Data supplied —
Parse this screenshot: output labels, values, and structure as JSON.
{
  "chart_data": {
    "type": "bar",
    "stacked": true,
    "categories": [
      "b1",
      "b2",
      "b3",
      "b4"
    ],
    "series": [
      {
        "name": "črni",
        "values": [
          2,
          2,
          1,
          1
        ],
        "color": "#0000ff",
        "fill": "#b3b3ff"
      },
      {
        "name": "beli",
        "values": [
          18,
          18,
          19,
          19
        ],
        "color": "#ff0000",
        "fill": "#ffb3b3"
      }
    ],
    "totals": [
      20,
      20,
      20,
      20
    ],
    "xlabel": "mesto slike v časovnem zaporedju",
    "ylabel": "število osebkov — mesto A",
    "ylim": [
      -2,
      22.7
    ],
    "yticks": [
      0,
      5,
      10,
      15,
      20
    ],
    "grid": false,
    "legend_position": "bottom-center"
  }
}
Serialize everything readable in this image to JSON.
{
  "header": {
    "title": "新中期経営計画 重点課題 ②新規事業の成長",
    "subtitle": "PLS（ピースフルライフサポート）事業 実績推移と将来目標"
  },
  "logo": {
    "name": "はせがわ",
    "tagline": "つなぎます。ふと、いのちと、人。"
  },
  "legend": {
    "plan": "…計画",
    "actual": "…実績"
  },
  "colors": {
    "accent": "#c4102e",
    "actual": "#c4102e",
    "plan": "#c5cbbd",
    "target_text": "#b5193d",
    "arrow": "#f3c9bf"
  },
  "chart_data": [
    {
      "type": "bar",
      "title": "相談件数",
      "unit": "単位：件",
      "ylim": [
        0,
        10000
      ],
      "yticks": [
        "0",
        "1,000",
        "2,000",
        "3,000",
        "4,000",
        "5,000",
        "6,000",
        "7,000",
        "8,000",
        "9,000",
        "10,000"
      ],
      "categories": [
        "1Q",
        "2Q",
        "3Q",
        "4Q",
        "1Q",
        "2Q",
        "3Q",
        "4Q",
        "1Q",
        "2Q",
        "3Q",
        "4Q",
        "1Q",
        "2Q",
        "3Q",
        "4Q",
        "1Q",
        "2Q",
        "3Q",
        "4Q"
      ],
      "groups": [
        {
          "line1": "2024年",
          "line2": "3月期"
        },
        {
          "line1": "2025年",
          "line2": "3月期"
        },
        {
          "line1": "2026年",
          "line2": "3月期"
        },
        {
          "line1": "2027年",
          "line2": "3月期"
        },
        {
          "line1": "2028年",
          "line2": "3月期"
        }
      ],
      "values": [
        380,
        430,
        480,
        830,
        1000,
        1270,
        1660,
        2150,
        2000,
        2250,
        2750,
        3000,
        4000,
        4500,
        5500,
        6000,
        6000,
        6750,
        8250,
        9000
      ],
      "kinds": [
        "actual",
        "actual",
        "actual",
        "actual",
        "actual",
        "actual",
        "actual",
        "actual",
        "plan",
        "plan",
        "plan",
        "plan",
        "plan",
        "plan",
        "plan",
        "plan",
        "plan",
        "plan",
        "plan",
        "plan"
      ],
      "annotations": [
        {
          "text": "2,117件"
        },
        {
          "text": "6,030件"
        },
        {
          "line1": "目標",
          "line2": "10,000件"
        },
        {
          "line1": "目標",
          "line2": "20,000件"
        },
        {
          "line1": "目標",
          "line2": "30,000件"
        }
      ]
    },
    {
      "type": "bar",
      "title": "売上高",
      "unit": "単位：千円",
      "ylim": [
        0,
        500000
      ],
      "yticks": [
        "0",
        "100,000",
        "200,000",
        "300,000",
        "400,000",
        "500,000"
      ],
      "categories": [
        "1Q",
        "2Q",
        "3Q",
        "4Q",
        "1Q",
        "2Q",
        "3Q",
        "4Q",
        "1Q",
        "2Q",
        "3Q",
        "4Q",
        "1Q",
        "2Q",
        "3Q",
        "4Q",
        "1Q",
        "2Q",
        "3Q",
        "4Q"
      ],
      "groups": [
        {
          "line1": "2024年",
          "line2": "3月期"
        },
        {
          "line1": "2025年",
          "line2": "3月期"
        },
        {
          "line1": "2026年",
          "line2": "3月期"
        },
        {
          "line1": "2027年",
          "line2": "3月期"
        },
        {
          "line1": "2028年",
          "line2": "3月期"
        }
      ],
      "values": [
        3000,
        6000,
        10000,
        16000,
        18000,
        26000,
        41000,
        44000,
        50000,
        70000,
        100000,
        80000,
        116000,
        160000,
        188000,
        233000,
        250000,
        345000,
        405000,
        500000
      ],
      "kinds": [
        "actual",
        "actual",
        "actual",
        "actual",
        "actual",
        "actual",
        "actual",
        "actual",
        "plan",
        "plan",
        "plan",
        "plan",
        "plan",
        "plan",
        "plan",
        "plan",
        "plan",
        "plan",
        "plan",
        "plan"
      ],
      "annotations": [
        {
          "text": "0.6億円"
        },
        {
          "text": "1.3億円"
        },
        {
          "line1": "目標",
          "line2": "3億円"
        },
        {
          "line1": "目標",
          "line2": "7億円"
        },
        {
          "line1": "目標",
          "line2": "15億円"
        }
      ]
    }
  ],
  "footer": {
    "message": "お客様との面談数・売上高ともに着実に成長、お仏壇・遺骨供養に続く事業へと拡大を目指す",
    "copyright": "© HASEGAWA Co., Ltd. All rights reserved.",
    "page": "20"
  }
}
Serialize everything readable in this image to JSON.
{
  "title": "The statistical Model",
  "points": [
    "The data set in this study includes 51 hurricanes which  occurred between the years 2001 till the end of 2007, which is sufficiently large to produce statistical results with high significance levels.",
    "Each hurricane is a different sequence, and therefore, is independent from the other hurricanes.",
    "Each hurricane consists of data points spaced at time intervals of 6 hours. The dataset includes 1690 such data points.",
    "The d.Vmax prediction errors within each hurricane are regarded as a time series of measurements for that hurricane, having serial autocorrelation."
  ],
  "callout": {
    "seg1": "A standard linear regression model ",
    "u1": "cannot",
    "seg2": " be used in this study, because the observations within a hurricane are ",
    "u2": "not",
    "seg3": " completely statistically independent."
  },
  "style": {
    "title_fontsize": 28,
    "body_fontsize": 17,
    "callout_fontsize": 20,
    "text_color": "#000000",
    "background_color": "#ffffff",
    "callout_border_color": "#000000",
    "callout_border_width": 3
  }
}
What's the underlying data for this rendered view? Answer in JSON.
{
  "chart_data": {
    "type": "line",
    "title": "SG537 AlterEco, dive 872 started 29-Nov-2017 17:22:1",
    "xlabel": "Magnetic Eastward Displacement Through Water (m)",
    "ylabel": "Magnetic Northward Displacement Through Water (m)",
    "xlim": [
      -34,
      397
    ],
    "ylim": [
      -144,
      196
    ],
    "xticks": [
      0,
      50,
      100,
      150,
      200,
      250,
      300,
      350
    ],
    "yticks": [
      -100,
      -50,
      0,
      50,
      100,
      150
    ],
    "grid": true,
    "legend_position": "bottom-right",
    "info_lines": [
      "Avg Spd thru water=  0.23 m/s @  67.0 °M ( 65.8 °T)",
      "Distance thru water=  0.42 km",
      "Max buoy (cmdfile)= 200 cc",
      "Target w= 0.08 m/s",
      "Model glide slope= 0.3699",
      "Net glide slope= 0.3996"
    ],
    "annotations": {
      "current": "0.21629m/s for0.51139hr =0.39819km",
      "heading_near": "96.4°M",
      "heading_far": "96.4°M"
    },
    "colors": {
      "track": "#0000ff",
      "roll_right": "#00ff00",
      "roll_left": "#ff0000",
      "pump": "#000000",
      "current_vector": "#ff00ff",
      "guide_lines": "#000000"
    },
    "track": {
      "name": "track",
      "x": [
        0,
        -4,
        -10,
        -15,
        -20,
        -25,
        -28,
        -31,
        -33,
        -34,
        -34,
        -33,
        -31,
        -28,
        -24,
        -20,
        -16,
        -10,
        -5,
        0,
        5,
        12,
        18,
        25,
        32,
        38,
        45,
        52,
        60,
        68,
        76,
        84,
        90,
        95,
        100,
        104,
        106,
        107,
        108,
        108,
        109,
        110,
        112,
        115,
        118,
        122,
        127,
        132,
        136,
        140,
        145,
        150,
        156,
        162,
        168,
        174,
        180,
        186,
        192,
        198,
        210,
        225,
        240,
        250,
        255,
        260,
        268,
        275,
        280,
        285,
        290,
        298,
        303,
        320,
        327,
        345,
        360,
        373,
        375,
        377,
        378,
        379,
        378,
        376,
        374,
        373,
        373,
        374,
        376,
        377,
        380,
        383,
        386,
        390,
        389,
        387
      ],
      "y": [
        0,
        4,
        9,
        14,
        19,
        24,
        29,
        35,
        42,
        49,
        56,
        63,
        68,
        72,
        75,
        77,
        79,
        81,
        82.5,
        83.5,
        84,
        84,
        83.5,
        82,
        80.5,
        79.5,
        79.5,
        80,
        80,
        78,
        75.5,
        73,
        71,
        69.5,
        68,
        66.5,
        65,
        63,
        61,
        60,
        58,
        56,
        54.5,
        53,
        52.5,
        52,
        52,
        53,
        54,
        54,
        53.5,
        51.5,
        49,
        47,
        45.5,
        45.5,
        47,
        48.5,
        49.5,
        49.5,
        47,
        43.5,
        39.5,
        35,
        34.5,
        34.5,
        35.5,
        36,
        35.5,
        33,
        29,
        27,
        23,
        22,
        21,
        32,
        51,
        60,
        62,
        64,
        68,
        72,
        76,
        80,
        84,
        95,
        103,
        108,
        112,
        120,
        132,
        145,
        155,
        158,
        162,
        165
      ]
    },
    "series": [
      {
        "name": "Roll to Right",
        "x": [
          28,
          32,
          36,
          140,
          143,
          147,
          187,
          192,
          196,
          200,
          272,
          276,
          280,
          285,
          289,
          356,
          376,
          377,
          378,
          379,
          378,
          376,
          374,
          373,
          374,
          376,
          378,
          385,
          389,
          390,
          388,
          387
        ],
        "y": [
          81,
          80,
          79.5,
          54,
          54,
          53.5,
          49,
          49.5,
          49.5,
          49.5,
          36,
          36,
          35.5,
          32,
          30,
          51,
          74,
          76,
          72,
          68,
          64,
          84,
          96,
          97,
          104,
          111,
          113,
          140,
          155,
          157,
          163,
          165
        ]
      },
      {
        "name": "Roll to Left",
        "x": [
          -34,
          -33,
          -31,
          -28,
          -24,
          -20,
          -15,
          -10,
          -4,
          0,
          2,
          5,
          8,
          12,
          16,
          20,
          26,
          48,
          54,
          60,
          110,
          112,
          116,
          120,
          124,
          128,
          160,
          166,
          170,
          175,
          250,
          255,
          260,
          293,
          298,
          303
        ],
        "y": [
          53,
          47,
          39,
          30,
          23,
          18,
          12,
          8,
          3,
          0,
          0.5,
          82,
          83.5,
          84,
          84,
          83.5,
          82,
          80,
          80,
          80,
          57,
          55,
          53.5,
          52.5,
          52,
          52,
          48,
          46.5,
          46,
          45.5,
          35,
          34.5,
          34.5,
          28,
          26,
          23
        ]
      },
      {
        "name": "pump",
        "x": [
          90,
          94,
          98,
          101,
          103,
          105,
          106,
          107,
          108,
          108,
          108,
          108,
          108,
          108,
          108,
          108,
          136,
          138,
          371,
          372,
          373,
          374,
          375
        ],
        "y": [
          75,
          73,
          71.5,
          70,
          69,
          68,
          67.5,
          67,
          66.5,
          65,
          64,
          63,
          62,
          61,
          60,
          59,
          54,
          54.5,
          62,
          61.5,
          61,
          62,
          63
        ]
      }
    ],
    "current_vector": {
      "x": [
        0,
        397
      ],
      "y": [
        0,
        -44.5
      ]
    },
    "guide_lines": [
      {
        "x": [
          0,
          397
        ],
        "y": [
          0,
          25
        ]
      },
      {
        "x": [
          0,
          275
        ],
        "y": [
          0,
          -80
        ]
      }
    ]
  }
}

The request — Determine the count of lines in the data above with the string "independent" in them, and give that count alone.

Correct answer — 2